## DATA LINES
#####
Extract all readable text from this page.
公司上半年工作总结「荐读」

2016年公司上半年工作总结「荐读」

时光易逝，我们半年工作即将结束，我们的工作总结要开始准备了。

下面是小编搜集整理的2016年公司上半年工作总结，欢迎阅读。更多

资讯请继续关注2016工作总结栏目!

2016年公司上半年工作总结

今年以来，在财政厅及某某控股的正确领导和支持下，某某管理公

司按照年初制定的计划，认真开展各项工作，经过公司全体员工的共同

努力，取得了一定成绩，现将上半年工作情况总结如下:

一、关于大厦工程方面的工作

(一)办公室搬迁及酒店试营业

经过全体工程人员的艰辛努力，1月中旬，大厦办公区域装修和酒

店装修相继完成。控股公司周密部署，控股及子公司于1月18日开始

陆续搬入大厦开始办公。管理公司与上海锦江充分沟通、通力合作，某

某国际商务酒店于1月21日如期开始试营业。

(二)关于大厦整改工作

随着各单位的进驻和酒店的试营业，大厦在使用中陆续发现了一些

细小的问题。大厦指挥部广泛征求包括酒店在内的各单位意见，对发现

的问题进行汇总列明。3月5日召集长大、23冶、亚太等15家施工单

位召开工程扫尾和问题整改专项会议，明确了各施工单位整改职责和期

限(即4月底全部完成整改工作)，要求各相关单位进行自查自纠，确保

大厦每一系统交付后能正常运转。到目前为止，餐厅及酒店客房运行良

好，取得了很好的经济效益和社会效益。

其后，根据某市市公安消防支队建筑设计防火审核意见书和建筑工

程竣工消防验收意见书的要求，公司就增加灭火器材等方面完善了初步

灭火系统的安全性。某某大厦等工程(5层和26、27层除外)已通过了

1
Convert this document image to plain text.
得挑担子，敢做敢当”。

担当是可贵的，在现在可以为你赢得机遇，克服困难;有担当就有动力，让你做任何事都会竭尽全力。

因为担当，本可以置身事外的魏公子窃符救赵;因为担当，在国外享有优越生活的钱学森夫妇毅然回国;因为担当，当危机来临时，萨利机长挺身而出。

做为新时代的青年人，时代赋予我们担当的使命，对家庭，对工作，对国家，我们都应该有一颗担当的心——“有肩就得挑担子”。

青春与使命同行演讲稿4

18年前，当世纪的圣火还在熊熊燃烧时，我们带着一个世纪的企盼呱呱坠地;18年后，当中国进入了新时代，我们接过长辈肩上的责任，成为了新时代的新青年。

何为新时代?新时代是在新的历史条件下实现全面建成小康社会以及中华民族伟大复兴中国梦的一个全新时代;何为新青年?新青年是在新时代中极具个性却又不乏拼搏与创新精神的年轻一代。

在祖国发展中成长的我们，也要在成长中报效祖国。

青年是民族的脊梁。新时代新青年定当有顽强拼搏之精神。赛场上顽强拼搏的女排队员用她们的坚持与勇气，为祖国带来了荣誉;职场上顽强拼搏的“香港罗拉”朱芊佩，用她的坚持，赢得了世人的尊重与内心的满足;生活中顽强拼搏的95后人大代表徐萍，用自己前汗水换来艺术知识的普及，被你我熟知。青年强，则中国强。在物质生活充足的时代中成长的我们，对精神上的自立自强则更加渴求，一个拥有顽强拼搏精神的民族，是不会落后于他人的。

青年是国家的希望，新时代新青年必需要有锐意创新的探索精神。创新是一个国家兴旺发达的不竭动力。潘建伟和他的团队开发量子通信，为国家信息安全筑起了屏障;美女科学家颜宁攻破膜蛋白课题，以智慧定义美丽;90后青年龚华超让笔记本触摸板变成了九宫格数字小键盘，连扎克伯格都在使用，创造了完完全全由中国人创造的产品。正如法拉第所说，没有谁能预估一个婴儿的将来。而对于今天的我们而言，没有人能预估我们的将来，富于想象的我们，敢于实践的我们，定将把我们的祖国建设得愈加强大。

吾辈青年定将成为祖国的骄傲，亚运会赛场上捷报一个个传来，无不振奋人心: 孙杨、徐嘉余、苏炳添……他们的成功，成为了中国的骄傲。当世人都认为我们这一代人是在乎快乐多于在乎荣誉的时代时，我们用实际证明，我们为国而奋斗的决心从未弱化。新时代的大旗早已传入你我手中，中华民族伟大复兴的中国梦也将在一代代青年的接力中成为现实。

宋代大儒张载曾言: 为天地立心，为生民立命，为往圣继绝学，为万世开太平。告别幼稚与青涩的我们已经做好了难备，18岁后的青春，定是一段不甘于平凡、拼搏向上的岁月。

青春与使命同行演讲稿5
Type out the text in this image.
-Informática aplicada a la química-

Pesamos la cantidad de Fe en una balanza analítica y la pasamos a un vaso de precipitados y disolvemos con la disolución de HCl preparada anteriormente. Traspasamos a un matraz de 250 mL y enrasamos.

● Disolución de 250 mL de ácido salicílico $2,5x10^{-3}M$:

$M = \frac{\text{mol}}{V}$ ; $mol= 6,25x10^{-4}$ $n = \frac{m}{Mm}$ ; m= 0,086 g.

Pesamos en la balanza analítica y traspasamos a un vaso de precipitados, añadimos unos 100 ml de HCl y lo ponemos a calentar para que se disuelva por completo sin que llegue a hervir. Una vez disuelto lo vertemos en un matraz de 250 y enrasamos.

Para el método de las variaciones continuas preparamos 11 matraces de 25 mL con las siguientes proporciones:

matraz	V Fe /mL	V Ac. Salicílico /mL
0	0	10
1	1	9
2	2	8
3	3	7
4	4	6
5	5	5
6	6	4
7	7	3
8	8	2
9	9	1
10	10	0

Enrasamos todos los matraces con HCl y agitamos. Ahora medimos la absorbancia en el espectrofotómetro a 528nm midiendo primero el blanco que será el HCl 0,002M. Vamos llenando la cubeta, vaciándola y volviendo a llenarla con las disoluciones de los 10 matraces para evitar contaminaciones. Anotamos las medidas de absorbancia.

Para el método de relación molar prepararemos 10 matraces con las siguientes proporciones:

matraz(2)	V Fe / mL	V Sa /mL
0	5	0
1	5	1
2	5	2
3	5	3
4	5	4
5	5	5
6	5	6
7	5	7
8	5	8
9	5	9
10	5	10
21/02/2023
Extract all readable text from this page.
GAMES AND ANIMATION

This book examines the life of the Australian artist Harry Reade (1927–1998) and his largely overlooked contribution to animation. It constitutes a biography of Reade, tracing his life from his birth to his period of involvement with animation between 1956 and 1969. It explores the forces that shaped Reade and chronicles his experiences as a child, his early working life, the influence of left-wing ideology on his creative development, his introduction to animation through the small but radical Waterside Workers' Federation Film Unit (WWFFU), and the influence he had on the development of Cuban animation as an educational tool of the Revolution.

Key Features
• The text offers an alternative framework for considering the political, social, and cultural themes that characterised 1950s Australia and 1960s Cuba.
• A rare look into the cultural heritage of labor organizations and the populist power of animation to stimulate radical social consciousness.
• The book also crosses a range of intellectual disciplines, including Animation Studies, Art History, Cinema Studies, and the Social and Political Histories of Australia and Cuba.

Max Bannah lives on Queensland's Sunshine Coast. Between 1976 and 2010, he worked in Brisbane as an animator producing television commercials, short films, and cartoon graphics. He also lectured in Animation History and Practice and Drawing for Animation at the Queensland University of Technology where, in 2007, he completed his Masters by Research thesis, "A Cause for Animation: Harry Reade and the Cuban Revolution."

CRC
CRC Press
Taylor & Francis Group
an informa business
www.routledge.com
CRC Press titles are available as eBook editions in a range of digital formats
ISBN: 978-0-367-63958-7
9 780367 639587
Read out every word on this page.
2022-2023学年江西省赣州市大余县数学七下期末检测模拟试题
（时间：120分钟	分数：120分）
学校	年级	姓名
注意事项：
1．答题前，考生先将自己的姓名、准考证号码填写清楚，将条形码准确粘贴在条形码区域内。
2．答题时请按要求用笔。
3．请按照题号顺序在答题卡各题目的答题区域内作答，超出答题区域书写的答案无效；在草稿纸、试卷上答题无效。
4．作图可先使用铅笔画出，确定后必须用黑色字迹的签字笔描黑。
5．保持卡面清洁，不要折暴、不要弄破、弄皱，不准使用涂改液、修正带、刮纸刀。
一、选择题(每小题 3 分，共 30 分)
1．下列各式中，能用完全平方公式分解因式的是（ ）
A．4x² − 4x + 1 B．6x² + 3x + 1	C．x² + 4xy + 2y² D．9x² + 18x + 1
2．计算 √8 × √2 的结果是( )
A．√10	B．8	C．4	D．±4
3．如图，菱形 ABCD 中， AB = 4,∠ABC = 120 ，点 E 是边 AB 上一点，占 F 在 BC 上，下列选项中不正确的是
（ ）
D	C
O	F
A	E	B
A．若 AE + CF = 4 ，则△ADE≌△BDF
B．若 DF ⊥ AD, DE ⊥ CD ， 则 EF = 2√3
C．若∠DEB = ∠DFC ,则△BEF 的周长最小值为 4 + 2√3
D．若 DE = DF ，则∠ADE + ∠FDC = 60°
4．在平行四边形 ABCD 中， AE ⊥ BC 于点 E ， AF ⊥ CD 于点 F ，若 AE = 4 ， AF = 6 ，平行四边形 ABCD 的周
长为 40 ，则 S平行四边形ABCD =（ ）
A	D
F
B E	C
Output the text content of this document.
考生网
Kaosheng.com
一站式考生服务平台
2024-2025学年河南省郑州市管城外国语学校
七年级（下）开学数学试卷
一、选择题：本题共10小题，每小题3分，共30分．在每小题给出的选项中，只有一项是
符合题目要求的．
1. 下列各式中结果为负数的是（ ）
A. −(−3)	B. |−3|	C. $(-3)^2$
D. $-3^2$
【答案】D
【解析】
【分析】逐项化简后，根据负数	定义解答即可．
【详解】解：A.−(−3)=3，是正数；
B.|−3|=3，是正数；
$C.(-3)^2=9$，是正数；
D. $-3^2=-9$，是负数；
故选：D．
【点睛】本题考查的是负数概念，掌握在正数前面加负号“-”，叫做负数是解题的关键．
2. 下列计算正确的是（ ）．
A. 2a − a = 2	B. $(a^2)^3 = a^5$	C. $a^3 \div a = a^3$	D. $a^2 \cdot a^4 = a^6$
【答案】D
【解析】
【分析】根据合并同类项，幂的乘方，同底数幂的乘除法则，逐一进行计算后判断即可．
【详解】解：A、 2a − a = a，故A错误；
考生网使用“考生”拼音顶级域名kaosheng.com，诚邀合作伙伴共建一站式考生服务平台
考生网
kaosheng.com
#####
## AIM OF THE TASK
Pull every line containing "método" out of the data above.

## RESULT FOR THIS TASK
Para el método de las variaciones continuas preparamos 11 matraces de 25 mL con las siguientes proporciones:
Para el método de relación molar prepararemos 10 matraces con las siguientes proporciones:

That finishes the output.